**Task goal**
Repeat the material in full. Keep every line exactly as it is.

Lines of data
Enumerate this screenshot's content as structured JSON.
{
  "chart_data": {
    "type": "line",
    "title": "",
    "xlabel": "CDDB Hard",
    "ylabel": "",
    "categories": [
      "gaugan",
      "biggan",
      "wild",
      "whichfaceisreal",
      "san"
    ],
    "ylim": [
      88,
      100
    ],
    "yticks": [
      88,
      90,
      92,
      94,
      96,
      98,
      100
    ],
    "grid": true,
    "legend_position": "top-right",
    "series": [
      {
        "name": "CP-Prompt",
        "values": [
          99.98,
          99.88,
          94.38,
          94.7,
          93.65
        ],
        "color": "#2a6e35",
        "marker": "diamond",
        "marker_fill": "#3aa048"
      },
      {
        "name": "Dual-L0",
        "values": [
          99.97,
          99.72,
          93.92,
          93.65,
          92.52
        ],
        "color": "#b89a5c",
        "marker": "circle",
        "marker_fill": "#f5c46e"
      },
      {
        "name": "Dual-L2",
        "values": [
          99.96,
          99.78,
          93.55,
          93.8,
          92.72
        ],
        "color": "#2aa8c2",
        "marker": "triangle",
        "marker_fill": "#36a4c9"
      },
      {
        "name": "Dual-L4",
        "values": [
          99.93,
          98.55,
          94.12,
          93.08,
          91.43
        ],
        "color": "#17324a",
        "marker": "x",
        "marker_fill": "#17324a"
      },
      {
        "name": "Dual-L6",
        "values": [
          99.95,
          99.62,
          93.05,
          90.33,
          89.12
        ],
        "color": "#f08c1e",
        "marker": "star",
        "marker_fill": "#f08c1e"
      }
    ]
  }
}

**The completed task**
Enumerate this screenshot's content as structured JSON.
{
  "chart_data": {
    "type": "line",
    "title": "",
    "xlabel": "CDDB Hard",
    "ylabel": "",
    "categories": [
      "gaugan",
      "biggan",
      "wild",
      "whichfaceisreal",
      "san"
    ],
    "ylim": [
      88,
      100
    ],
    "yticks": [
      88,
      90,
      92,
      94,
      96,
      98,
      100
    ],
    "grid": true,
    "legend_position": "top-right",
    "series": [
      {
        "name": "CP-Prompt",
        "values": [
          99.98,
          99.88,
          94.38,
          94.7,
          93.65
        ],
        "color": "#2a6e35",
        "marker": "diamond",
        "marker_fill": "#3aa048"
      },
      {
        "name": "Dual-L0",
        "values": [
          99.97,
          99.72,
          93.92,
          93.65,
          92.52
        ],
        "color": "#b89a5c",
        "marker": "circle",
        "marker_fill": "#f5c46e"
      },
      {
        "name": "Dual-L2",
        "values": [
          99.96,
          99.78,
          93.55,
          93.8,
          92.72
        ],
        "color": "#2aa8c2",
        "marker": "triangle",
        "marker_fill": "#36a4c9"
      },
      {
        "name": "Dual-L4",
        "values": [
          99.93,
          98.55,
          94.12,
          93.08,
          91.43
        ],
        "color": "#17324a",
        "marker": "x",
        "marker_fill": "#17324a"
      },
      {
        "name": "Dual-L6",
        "values": [
          99.95,
          99.62,
          93.05,
          90.33,
          89.12
        ],
        "color": "#f08c1e",
        "marker": "star",
        "marker_fill": "#f08c1e"
      }
    ]
  }
}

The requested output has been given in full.